-------- RECORDED DATA

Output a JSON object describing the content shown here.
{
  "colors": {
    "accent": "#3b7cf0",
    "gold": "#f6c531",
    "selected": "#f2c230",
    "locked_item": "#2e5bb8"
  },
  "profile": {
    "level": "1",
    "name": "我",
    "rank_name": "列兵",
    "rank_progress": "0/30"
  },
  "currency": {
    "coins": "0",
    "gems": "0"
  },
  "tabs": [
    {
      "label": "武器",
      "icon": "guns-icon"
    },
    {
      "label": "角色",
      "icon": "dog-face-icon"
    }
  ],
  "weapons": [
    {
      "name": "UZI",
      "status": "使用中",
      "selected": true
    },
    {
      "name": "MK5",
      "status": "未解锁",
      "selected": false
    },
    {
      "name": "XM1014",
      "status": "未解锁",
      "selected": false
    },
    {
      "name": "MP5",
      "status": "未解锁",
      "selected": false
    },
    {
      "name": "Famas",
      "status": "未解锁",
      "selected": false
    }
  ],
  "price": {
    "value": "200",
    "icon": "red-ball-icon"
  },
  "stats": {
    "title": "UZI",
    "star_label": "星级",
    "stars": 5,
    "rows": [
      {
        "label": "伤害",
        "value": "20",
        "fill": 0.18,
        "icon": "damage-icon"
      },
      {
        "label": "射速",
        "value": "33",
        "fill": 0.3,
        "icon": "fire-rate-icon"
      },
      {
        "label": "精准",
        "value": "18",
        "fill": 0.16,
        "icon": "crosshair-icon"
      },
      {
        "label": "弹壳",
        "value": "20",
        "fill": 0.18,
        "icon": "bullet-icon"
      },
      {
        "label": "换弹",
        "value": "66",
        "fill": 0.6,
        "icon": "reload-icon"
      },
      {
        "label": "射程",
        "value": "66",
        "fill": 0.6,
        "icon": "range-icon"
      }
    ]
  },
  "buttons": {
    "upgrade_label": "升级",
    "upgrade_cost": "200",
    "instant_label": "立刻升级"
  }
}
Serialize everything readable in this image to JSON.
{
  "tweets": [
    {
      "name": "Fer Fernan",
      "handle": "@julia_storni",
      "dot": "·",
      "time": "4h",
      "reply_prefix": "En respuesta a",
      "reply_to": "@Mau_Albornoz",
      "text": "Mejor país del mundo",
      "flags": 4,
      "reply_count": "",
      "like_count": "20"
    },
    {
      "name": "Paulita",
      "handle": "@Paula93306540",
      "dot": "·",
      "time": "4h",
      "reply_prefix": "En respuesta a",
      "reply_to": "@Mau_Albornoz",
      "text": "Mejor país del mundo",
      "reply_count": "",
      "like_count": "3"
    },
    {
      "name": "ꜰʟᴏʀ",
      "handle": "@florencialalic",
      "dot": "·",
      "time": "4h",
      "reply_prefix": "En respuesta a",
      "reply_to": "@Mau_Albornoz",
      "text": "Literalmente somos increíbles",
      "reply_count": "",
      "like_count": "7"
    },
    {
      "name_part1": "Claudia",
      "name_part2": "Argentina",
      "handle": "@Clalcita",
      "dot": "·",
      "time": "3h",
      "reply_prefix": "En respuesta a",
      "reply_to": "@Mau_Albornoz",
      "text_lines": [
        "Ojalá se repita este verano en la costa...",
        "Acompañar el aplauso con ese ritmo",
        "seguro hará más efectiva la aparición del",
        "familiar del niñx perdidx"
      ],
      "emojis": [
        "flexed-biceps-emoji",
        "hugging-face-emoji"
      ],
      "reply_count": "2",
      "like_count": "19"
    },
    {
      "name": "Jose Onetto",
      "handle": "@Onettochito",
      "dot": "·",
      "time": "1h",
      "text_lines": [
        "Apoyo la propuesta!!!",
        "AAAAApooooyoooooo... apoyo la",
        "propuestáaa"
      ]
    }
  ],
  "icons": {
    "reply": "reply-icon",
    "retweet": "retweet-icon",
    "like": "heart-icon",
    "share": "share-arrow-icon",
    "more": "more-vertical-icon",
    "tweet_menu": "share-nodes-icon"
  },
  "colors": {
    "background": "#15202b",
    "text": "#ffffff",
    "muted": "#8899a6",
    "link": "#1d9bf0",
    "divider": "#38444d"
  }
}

----------------

SET PROBLEM:
Gather all lines where the word "JSON" appears.

ANSWER TO THIS TASK:
Output a JSON object describing the content shown here.
Serialize everything readable in this image to JSON.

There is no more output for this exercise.